_Stored entries_.
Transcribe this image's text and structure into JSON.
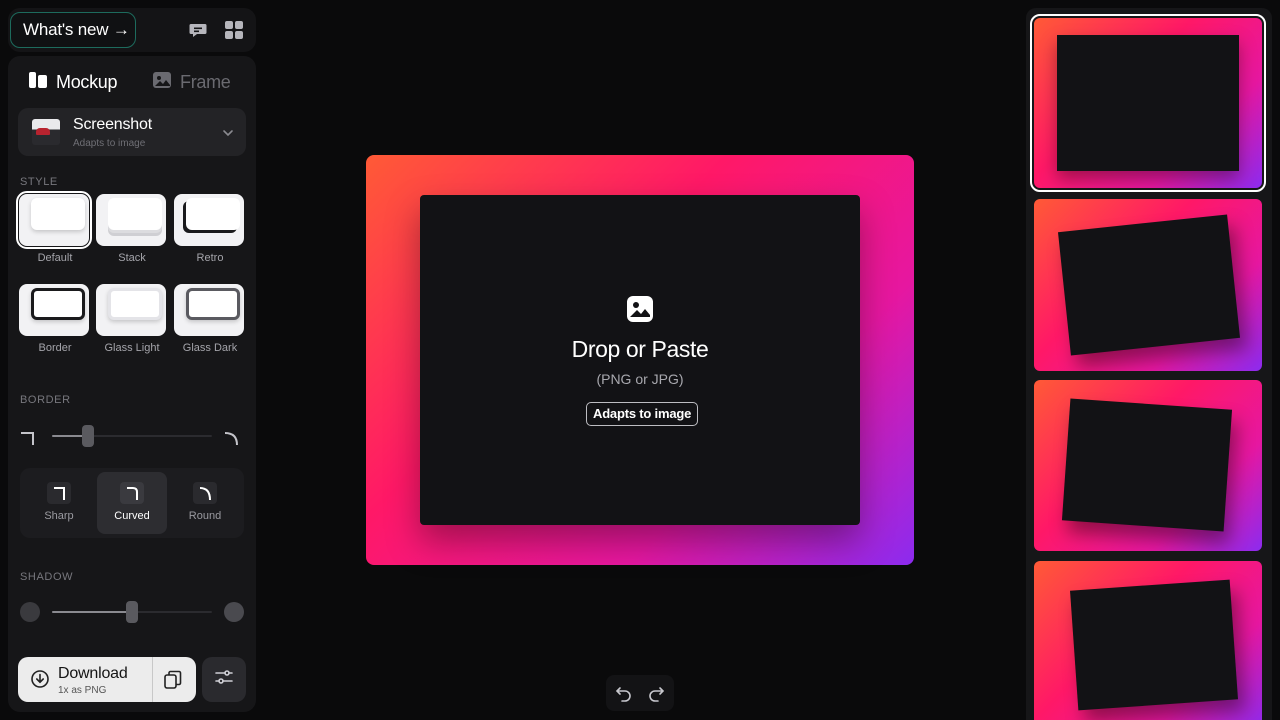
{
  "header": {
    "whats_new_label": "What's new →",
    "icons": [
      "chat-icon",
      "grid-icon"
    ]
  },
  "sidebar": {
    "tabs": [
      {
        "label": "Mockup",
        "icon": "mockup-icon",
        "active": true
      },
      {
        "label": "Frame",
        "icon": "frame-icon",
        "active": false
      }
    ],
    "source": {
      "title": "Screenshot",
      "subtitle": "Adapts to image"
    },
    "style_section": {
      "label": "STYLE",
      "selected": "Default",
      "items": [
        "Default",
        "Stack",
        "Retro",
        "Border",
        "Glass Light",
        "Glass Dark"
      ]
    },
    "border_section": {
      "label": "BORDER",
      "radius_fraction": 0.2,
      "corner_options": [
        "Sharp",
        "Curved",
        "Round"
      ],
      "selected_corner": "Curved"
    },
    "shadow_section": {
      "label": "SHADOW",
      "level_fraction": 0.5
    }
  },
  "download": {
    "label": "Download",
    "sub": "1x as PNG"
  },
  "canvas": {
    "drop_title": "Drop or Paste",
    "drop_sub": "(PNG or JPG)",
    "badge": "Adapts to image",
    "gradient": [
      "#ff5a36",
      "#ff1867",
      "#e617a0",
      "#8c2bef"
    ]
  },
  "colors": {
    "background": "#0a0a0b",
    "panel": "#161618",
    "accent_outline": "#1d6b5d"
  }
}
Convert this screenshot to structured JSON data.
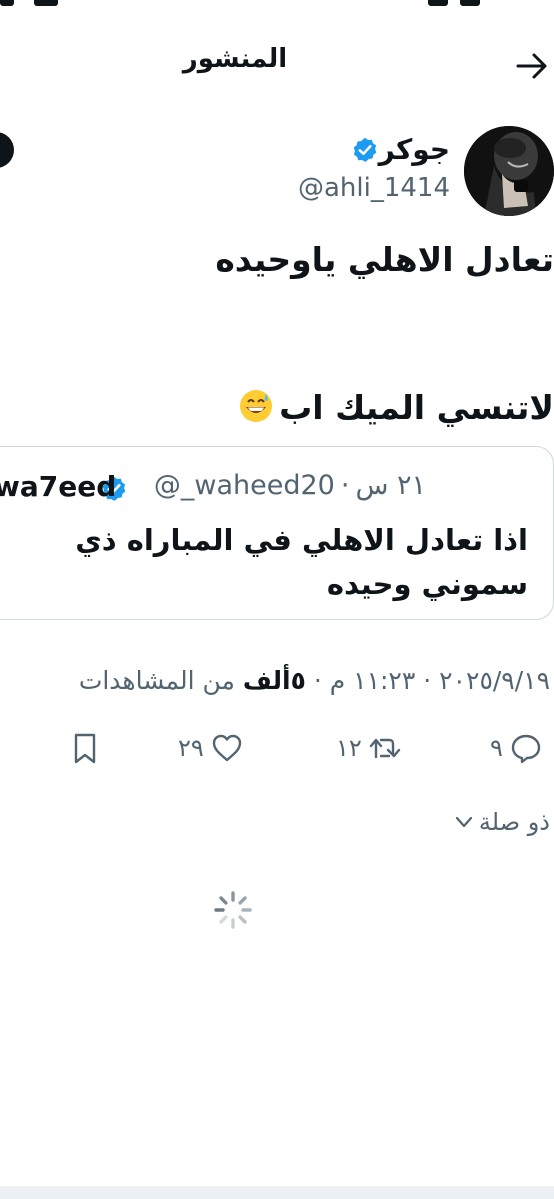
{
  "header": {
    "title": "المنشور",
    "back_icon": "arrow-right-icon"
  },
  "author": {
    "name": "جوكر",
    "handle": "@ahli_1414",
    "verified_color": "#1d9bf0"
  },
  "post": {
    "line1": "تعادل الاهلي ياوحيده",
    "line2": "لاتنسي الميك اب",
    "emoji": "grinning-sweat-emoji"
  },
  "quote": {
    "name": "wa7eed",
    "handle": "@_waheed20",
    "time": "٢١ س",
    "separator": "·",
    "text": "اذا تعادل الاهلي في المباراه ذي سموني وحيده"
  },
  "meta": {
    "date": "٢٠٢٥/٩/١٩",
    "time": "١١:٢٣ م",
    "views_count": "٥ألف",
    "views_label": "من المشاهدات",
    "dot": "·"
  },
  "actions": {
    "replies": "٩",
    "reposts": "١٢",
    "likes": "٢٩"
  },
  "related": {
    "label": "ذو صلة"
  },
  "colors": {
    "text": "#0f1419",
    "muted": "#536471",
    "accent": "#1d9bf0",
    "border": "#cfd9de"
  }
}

_Exercise instructions_. Give back the whole listing as it stands, minus its pictures.

_Full response_.
Transcribe this image's text and structure into JSON.
{
  "header": {
    "whats_new_label": "What's new →",
    "icons": [
      "chat-icon",
      "grid-icon"
    ]
  },
  "sidebar": {
    "tabs": [
      {
        "label": "Mockup",
        "icon": "mockup-icon",
        "active": true
      },
      {
        "label": "Frame",
        "icon": "frame-icon",
        "active": false
      }
    ],
    "source": {
      "title": "Screenshot",
      "subtitle": "Adapts to image"
    },
    "style_section": {
      "label": "STYLE",
      "selected": "Default",
      "items": [
        "Default",
        "Stack",
        "Retro",
        "Border",
        "Glass Light",
        "Glass Dark"
      ]
    },
    "border_section": {
      "label": "BORDER",
      "radius_fraction": 0.2,
      "corner_options": [
        "Sharp",
        "Curved",
        "Round"
      ],
      "selected_corner": "Curved"
    },
    "shadow_section": {
      "label": "SHADOW",
      "level_fraction": 0.5
    }
  },
  "download": {
    "label": "Download",
    "sub": "1x as PNG"
  },
  "canvas": {
    "drop_title": "Drop or Paste",
    "drop_sub": "(PNG or JPG)",
    "badge": "Adapts to image",
    "gradient": [
      "#ff5a36",
      "#ff1867",
      "#e617a0",
      "#8c2bef"
    ]
  },
  "colors": {
    "background": "#0a0a0b",
    "panel": "#161618",
    "accent_outline": "#1d6b5d"
  }
}
Convert this screenshot to structured JSON data.
{
  "header": {
    "title": "المنشور",
    "back_icon": "arrow-right-icon"
  },
  "author": {
    "name": "جوكر",
    "handle": "@ahli_1414",
    "verified_color": "#1d9bf0"
  },
  "post": {
    "line1": "تعادل الاهلي ياوحيده",
    "line2": "لاتنسي الميك اب",
    "emoji": "grinning-sweat-emoji"
  },
  "quote": {
    "name": "wa7eed",
    "handle": "@_waheed20",
    "time": "٢١ س",
    "separator": "·",
    "text": "اذا تعادل الاهلي في المباراه ذي سموني وحيده"
  },
  "meta": {
    "date": "٢٠٢٥/٩/١٩",
    "time": "١١:٢٣ م",
    "views_count": "٥ألف",
    "views_label": "من المشاهدات",
    "dot": "·"
  },
  "actions": {
    "replies": "٩",
    "reposts": "١٢",
    "likes": "٢٩"
  },
  "related": {
    "label": "ذو صلة"
  },
  "colors": {
    "text": "#0f1419",
    "muted": "#536471",
    "accent": "#1d9bf0",
    "border": "#cfd9de"
  }
}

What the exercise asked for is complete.